• **Exercise brief**
Reproduce the records below in full and exactly, without their images.

(Recorded data)
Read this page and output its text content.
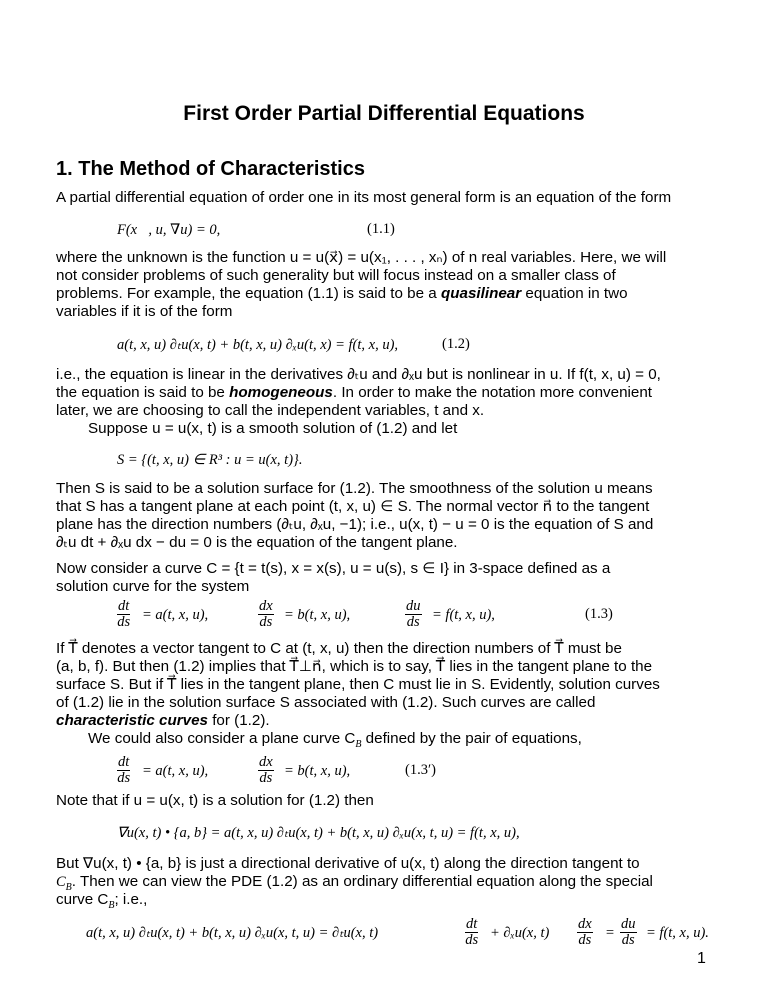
First Order Partial Differential Equations
1. The Method of Characteristics
A partial differential equation of order one in its most general form is an equation of the form
F(x⃗, u, ∇u) = 0,	(1.1)
where the unknown is the function u = u(x⃗) = u(x₁, . . . , xₙ) of n real variables. Here, we will
not consider problems of such generality but will focus instead on a smaller class of
problems. For example, the equation (1.1) is said to be a quasilinear equation in two
variables if it is of the form
a(t, x, u) ∂ₜu(x, t) + b(t, x, u) ∂ₓu(t, x) = f(t, x, u),	(1.2)
i.e., the equation is linear in the derivatives ∂ₜu and ∂ₓu but is nonlinear in u. If f(t, x, u) = 0,
the equation is said to be homogeneous. In order to make the notation more convenient
later, we are choosing to call the independent variables, t and x.
Suppose u = u(x, t) is a smooth solution of (1.2) and let
S = {(t, x, u) ∈ R³ : u = u(x, t)}.
Then S is said to be a solution surface for (1.2). The smoothness of the solution u means
that S has a tangent plane at each point (t, x, u) ∈ S. The normal vector n⃗ to the tangent
plane has the direction numbers (∂ₜu, ∂ₓu, −1); i.e., u(x, t) − u = 0 is the equation of S and
∂ₜu dt + ∂ₓu dx − du = 0 is the equation of the tangent plane.
Now consider a curve C = {t = t(s), x = x(s), u = u(s), s ∈ I} in 3-space defined as a
solution curve for the system
$\frac{dt}{ds} = a(t$, x, u),	$\frac{dx}{ds} = b(t$, x, u),	$\frac{du}{ds} = f(t$, x, u),	(1.3)
If T⃗ denotes a vector tangent to C at (t, x, u) then the direction numbers of T⃗ must be
(a, b, f). But then (1.2) implies that T⃗⊥n⃗, which is to say, T⃗ lies in the tangent plane to the
surface S. But if T⃗ lies in the tangent plane, then C must lie in S. Evidently, solution curves
of (1.2) lie in the solution surface S associated with (1.2). Such curves are called
characteristic curves for (1.2).
We could also consider a plane curve $C_B$ defined by the pair of equations,
$\frac{dt}{ds} = a(t$, x, u),	$\frac{dx}{ds} = b(t$, x, u),	(1.3′)
Note that if u = u(x, t) is a solution for (1.2) then
∇u(x, t) • {a, b} = a(t, x, u) ∂ₜu(x, t) + b(t, x, u) ∂ₓu(x, t, u) = f(t, x, u),
But ∇u(x, t) • {a, b} is just a directional derivative of u(x, t) along the direction tangent to
$C_B$. Then we can view the PDE (1.2) as an ordinary differential equation along the special
curve $C_B$; i.e.,
a(t, x, u) ∂ₜu(x, t) + b(t, x, u) ∂ₓu(x, t, u) = ∂ₜu(x, t)	$\frac{dt}{ds} + \partial_xu(x$, $t) \frac{dx}{ds} = \frac{du}{ds} = f(t$, x, u).
1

• **Solution for this task**
Read this page and output its text content.
First Order Partial Differential Equations
1. The Method of Characteristics
A partial differential equation of order one in its most general form is an equation of the form
F(x⃗, u, ∇u) = 0,	(1.1)
where the unknown is the function u = u(x⃗) = u(x₁, . . . , xₙ) of n real variables. Here, we will
not consider problems of such generality but will focus instead on a smaller class of
problems. For example, the equation (1.1) is said to be a quasilinear equation in two
variables if it is of the form
a(t, x, u) ∂ₜu(x, t) + b(t, x, u) ∂ₓu(t, x) = f(t, x, u),	(1.2)
i.e., the equation is linear in the derivatives ∂ₜu and ∂ₓu but is nonlinear in u. If f(t, x, u) = 0,
the equation is said to be homogeneous. In order to make the notation more convenient
later, we are choosing to call the independent variables, t and x.
Suppose u = u(x, t) is a smooth solution of (1.2) and let
S = {(t, x, u) ∈ R³ : u = u(x, t)}.
Then S is said to be a solution surface for (1.2). The smoothness of the solution u means
that S has a tangent plane at each point (t, x, u) ∈ S. The normal vector n⃗ to the tangent
plane has the direction numbers (∂ₜu, ∂ₓu, −1); i.e., u(x, t) − u = 0 is the equation of S and
∂ₜu dt + ∂ₓu dx − du = 0 is the equation of the tangent plane.
Now consider a curve C = {t = t(s), x = x(s), u = u(s), s ∈ I} in 3-space defined as a
solution curve for the system
$\frac{dt}{ds} = a(t$, x, u),	$\frac{dx}{ds} = b(t$, x, u),	$\frac{du}{ds} = f(t$, x, u),	(1.3)
If T⃗ denotes a vector tangent to C at (t, x, u) then the direction numbers of T⃗ must be
(a, b, f). But then (1.2) implies that T⃗⊥n⃗, which is to say, T⃗ lies in the tangent plane to the
surface S. But if T⃗ lies in the tangent plane, then C must lie in S. Evidently, solution curves
of (1.2) lie in the solution surface S associated with (1.2). Such curves are called
characteristic curves for (1.2).
We could also consider a plane curve $C_B$ defined by the pair of equations,
$\frac{dt}{ds} = a(t$, x, u),	$\frac{dx}{ds} = b(t$, x, u),	(1.3′)
Note that if u = u(x, t) is a solution for (1.2) then
∇u(x, t) • {a, b} = a(t, x, u) ∂ₜu(x, t) + b(t, x, u) ∂ₓu(x, t, u) = f(t, x, u),
But ∇u(x, t) • {a, b} is just a directional derivative of u(x, t) along the direction tangent to
$C_B$. Then we can view the PDE (1.2) as an ordinary differential equation along the special
curve $C_B$; i.e.,
a(t, x, u) ∂ₜu(x, t) + b(t, x, u) ∂ₓu(x, t, u) = ∂ₜu(x, t)	$\frac{dt}{ds} + \partial_xu(x$, $t) \frac{dx}{ds} = \frac{du}{ds} = f(t$, x, u).
1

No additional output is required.